(Dataset listings of figures)

BEGIN

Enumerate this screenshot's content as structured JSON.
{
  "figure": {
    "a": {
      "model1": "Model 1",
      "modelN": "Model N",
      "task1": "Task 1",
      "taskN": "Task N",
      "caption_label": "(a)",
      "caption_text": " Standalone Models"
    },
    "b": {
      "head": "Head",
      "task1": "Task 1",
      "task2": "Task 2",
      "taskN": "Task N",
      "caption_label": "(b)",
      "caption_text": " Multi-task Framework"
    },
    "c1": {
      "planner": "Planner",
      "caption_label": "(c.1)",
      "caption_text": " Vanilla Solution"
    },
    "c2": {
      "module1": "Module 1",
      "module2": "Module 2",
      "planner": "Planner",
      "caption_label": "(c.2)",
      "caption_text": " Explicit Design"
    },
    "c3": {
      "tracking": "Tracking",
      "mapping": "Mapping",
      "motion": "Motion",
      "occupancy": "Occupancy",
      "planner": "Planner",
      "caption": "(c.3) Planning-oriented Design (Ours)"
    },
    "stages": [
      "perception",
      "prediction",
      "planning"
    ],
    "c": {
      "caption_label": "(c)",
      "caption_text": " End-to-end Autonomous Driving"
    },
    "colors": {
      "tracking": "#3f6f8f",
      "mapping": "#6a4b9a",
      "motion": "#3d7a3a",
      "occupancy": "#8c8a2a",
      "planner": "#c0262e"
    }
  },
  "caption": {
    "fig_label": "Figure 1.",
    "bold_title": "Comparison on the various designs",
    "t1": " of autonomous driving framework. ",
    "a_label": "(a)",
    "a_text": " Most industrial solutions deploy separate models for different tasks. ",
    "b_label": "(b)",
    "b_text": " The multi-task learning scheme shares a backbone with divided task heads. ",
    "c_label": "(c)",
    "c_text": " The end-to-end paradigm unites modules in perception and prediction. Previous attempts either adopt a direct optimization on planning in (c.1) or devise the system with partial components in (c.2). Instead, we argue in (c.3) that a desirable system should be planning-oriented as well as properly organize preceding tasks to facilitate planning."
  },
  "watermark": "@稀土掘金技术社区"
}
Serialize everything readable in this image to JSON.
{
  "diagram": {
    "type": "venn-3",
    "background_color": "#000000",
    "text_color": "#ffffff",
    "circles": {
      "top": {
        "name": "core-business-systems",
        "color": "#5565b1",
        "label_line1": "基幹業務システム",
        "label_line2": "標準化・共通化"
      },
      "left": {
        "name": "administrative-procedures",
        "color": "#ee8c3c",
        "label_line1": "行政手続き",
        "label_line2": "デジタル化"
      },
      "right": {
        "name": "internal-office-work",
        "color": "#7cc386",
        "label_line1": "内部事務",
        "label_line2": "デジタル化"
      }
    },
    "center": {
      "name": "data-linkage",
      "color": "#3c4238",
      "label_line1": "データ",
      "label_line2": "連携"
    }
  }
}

END

> **Your instructions**:
Each entry is to be returned in full, character for character.

> **Final answer**:
Enumerate this screenshot's content as structured JSON.
{
  "figure": {
    "a": {
      "model1": "Model 1",
      "modelN": "Model N",
      "task1": "Task 1",
      "taskN": "Task N",
      "caption_label": "(a)",
      "caption_text": " Standalone Models"
    },
    "b": {
      "head": "Head",
      "task1": "Task 1",
      "task2": "Task 2",
      "taskN": "Task N",
      "caption_label": "(b)",
      "caption_text": " Multi-task Framework"
    },
    "c1": {
      "planner": "Planner",
      "caption_label": "(c.1)",
      "caption_text": " Vanilla Solution"
    },
    "c2": {
      "module1": "Module 1",
      "module2": "Module 2",
      "planner": "Planner",
      "caption_label": "(c.2)",
      "caption_text": " Explicit Design"
    },
    "c3": {
      "tracking": "Tracking",
      "mapping": "Mapping",
      "motion": "Motion",
      "occupancy": "Occupancy",
      "planner": "Planner",
      "caption": "(c.3) Planning-oriented Design (Ours)"
    },
    "stages": [
      "perception",
      "prediction",
      "planning"
    ],
    "c": {
      "caption_label": "(c)",
      "caption_text": " End-to-end Autonomous Driving"
    },
    "colors": {
      "tracking": "#3f6f8f",
      "mapping": "#6a4b9a",
      "motion": "#3d7a3a",
      "occupancy": "#8c8a2a",
      "planner": "#c0262e"
    }
  },
  "caption": {
    "fig_label": "Figure 1.",
    "bold_title": "Comparison on the various designs",
    "t1": " of autonomous driving framework. ",
    "a_label": "(a)",
    "a_text": " Most industrial solutions deploy separate models for different tasks. ",
    "b_label": "(b)",
    "b_text": " The multi-task learning scheme shares a backbone with divided task heads. ",
    "c_label": "(c)",
    "c_text": " The end-to-end paradigm unites modules in perception and prediction. Previous attempts either adopt a direct optimization on planning in (c.1) or devise the system with partial components in (c.2). Instead, we argue in (c.3) that a desirable system should be planning-oriented as well as properly organize preceding tasks to facilitate planning."
  },
  "watermark": "@稀土掘金技术社区"
}
Serialize everything readable in this image to JSON.
{
  "diagram": {
    "type": "venn-3",
    "background_color": "#000000",
    "text_color": "#ffffff",
    "circles": {
      "top": {
        "name": "core-business-systems",
        "color": "#5565b1",
        "label_line1": "基幹業務システム",
        "label_line2": "標準化・共通化"
      },
      "left": {
        "name": "administrative-procedures",
        "color": "#ee8c3c",
        "label_line1": "行政手続き",
        "label_line2": "デジタル化"
      },
      "right": {
        "name": "internal-office-work",
        "color": "#7cc386",
        "label_line1": "内部事務",
        "label_line2": "デジタル化"
      }
    },
    "center": {
      "name": "data-linkage",
      "color": "#3c4238",
      "label_line1": "データ",
      "label_line2": "連携"
    }
  }
}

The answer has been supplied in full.